__課題__. 提示文によると、第五章「悪魔のささやき」の悪魔は、実際に現れて何かをささやく存在ではないとされています。その理由を説明してください。

__提示文__.
******
26日水曜日、真光寺の聖典講読の会に行ってきました。
今テーマにしている『原始仏典をよむ』も、
もう第五章が終わってしまいました。
第五章は「悪魔のささやき」というタイトルです。
この悪魔のささやきの悪魔というのは、
お釈迦様の内なる煩悩の声としており、
実際に悪魔が出てきて何かをささやくというものではありません。
原始仏典では、
お釈迦様を神のように超越した存在として神格化しておらず、
欲望もあれば好き嫌い、飢え、妄想にとらわれる、
だらだらする、恐怖におびえる、何かを疑う、
見栄を張るなどの煩悩を八つの悪魔の軍勢と表現して、
向き合っていた様が書かれています。
やがてお釈迦様が出家して6年の難行苦行の道に入るのですが、
その前に、ある二つの修行をしたといわれているそうです。
一つは非想非非想処(ひそうひひそうしょ)
非想は思わないこと、
非非想は非想を同時的に否定すること。
******
__エントリ一覧__.
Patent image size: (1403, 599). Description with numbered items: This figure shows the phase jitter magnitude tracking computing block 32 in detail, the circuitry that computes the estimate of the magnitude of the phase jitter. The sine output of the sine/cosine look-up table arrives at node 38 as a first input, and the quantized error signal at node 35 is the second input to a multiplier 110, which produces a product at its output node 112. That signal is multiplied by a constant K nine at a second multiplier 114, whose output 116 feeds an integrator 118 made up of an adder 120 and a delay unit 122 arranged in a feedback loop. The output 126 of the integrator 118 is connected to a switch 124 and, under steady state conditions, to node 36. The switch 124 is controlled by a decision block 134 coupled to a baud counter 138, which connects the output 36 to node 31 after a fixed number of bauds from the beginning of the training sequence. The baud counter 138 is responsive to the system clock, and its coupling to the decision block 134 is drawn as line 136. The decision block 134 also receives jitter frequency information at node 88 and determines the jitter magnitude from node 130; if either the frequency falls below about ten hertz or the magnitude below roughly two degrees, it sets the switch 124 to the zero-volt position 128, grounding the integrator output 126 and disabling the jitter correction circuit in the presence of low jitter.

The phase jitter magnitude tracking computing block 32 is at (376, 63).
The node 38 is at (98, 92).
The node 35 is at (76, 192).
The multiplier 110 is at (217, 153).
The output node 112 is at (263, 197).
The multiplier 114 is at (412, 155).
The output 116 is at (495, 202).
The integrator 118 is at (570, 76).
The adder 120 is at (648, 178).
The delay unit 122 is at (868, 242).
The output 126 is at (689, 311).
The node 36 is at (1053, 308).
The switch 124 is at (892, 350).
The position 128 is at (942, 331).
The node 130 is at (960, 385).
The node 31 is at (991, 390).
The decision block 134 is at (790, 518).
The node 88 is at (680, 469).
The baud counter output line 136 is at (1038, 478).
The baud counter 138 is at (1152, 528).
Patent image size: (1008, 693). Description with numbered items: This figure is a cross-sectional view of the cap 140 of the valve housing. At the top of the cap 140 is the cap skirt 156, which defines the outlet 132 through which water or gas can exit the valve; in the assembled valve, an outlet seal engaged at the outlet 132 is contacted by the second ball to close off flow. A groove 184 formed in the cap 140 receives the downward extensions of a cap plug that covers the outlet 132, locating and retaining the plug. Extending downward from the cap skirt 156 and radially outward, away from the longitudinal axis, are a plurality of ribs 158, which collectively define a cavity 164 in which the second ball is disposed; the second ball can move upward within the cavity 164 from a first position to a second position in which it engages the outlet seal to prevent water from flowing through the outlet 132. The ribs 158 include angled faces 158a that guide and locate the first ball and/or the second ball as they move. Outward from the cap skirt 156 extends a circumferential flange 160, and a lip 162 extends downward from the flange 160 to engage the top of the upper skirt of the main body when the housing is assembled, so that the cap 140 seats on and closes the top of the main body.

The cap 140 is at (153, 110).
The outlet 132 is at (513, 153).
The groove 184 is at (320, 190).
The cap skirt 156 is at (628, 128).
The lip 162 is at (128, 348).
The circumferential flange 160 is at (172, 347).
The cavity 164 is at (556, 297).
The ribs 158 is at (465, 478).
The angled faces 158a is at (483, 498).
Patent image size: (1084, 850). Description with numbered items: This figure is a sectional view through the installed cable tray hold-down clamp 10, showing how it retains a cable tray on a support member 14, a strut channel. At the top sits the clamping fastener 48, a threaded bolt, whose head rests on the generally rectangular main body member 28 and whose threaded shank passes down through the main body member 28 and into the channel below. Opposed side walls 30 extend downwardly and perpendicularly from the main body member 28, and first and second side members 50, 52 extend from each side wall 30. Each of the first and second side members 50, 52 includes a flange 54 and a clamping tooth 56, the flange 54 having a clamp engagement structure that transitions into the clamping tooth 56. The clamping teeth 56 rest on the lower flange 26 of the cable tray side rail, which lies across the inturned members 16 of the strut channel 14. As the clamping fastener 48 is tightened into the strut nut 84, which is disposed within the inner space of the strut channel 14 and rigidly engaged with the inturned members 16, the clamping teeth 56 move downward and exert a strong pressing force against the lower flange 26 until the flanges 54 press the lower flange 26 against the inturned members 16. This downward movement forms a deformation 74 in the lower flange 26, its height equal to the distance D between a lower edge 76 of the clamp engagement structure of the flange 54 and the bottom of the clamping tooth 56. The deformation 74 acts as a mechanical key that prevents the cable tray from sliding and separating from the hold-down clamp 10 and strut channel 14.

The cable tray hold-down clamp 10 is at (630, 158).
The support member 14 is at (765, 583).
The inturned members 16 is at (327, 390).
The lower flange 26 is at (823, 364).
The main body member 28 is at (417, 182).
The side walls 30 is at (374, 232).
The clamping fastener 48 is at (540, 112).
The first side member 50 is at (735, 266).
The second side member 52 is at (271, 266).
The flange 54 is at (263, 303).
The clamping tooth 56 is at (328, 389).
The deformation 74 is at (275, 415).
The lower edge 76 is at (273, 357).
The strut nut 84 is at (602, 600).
******
__解答__. この悪魔は、お釈迦様の内なる煩悩の声とされているからです。原始仏典ではお釈迦様を神格化しておらず、欲望や恐怖、疑いなどの煩悩を八つの悪魔の軍勢と表現しています。